» **O que se pede**
• 1. Na entrevista com Zemaria Pinto, em que cidade o escritor nasceu?
• 2. Dê continuidade à entrevista com Zemaria Pinto a partir do ponto em que o texto termina.

» **Bloco de texto**
((

Amigos do Fingidor

segunda-feira, 29 de dezembro de 2008

Revista Literária – Entrevista com Zemaria Pinto
Seu nome oficial é José Maria Pinto de Figueiredo, mas ele prefere que o chamem de Zemaria Pinto. É amazonense, de Manaus, onde reside desde sempre, mas, por mero acaso, nasceu em Santarém, no Pará. É formado em Economia, com pós-graduação em Análise de Sistemas e em Literatura Brasileira.

Autor de sete livros, desde 2004 ocupa a cadeira nº 27 na Academia de Amazonense de Letras, cujo patrono é Tavares Bastos. Uma de suas características, e qualidades, é se empenhar em divulgar a literatura, com destaque para a amazonense.

Revista Literária – Sua primeira obra Fragmentos de Silêncio é de 1995. Em 2008 você lançou seu sétimo livro, O Texto Nu. A que veio o escritor Zemaria Pinto?

Zemaria Pinto: Sempre fui muito autocrítico, por isso comecei a publicar tão tarde. Em 1982, fui classificado em terceiro lugar num concurso promovido pelo Governo do Estado, vencido pelo Alexandre Otto, com o Max Carphentier em segundo. Eu estava, aos 25 anos, em muito boa companhia. Aquele livro, chamado Noturno ao meio-dia, já poderia ter sido publicado. Mas eu tinha consciência da minha imaturidade. Alguma coisa daquele livro entrou em Fragmentos de Silêncio. Mas só alguma coisa...

A experiência de 11 anos como professor de Teoria da Literatura, Literatura Brasileira e Literatura Latina foi fundamental para amadurecer o crítico de O Texto Nu, um livro que escrevi para mim mesmo, mas pensando também nos meus alunos. O livro, na verdade, são as minhas aulas de Teoria da Literatura, com um adendo, tirado de uma palestra, que é a Teoria da letra-poema.

))

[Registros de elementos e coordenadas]
((

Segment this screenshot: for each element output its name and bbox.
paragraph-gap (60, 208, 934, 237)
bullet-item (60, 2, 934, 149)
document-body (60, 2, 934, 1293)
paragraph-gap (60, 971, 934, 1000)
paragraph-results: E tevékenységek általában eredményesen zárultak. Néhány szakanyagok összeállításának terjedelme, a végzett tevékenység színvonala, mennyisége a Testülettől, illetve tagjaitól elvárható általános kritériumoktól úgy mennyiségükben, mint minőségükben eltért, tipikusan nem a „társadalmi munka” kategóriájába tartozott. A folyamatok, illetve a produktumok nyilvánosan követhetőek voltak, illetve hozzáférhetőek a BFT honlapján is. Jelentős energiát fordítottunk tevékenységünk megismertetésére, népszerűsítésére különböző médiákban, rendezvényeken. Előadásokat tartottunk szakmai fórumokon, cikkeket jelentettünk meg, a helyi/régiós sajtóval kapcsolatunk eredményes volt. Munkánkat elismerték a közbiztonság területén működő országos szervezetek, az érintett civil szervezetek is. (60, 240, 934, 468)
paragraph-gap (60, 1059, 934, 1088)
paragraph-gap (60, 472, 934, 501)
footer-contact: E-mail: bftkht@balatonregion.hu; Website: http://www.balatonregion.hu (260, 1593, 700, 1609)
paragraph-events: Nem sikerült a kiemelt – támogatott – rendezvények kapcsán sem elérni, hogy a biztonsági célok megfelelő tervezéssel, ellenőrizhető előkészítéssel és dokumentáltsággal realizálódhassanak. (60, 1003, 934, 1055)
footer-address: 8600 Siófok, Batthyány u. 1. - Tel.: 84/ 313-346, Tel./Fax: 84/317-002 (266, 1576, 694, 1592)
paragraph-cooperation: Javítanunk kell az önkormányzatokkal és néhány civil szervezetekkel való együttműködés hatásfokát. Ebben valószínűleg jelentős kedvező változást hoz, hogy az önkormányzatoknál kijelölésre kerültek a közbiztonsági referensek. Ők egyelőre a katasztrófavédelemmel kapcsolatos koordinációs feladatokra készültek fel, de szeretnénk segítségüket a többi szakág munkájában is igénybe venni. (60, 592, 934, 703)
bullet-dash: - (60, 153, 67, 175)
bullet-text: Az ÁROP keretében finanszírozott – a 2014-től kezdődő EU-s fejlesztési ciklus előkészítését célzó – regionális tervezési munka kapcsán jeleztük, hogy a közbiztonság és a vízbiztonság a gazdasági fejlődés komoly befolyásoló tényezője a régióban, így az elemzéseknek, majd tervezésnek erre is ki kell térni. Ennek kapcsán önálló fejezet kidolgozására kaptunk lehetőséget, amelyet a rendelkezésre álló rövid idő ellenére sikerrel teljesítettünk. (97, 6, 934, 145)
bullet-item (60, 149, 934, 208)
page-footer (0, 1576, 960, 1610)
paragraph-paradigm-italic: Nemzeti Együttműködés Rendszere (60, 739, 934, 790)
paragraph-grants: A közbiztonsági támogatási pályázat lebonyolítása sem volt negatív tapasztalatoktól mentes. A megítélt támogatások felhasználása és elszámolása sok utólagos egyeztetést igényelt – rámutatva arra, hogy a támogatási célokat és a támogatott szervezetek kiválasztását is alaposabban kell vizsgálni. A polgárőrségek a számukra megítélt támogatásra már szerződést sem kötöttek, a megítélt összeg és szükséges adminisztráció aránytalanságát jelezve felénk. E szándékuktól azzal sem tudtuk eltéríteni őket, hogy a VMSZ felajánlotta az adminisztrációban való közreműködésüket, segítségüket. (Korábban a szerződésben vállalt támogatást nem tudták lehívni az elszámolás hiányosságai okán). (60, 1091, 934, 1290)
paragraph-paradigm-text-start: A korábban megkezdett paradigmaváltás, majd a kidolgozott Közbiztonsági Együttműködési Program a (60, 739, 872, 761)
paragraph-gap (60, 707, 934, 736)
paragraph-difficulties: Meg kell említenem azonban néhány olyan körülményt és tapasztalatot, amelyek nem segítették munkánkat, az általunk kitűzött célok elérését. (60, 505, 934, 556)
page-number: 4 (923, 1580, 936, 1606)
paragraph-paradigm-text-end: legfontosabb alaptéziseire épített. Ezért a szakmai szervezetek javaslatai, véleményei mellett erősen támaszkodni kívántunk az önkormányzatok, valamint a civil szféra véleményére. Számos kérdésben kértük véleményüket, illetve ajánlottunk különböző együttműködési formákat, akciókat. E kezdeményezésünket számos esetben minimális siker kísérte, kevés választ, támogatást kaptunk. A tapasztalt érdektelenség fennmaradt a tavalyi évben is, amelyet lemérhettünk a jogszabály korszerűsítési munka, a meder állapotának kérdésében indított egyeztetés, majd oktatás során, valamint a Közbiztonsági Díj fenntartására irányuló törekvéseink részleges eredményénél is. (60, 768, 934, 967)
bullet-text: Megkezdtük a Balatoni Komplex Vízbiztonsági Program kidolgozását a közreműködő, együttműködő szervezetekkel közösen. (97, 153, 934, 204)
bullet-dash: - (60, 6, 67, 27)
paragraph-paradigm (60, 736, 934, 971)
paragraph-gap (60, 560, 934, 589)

))

» **Resultados por tarefa**
• 1. Em Santarém, no Pará.

• 2.
Ao poeta e ao ensaísta veio juntar-se, em algum momento, o dramaturgo. São sete ou oito peças, quatro delas encenadas. Há alguns anos, venho fazendo também umas experiências em prosa. Em 2009 deve ser publicada, pela Valer, uma novela juvenil intitulada A Cidade Perdida dos Meninos-Peixes.

No momento, estou empenhado em escrever um livro sobre os poetas do Clube da Madrugada, um projeto com o músico Mauri Marques: um CD e um livro, que devem ser vendidos juntos. No mais, o único plano que tenho para o futuro é continuar escrevendo e dando minhas palestras, uma atividade que substitui, com vantagens, a sala de aula, porque, no fundo, eu sou apenas um professor.

RL – Para aqueles que ainda não o conhecem gostaria que, em rápidas palavras, falasse sobre cada um dos seus demais livros e que tipo de leitor você busca atingir.

ZmP: Música para surdos, meu segundo livro de poemas, é um livro mais trabalhado, mais racional que o Fragmentos de Silêncio. Continuo escrevendo poesia e acalentando um projeto, para 2012 em diante: reunir meus poemas num único livro, com um terceiro título. Se continuar escrevendo poesia depois disso, será apenas acrescentado àquele título. Já fiz isso com o Dabacuri, onde reuni todos os meus haicais.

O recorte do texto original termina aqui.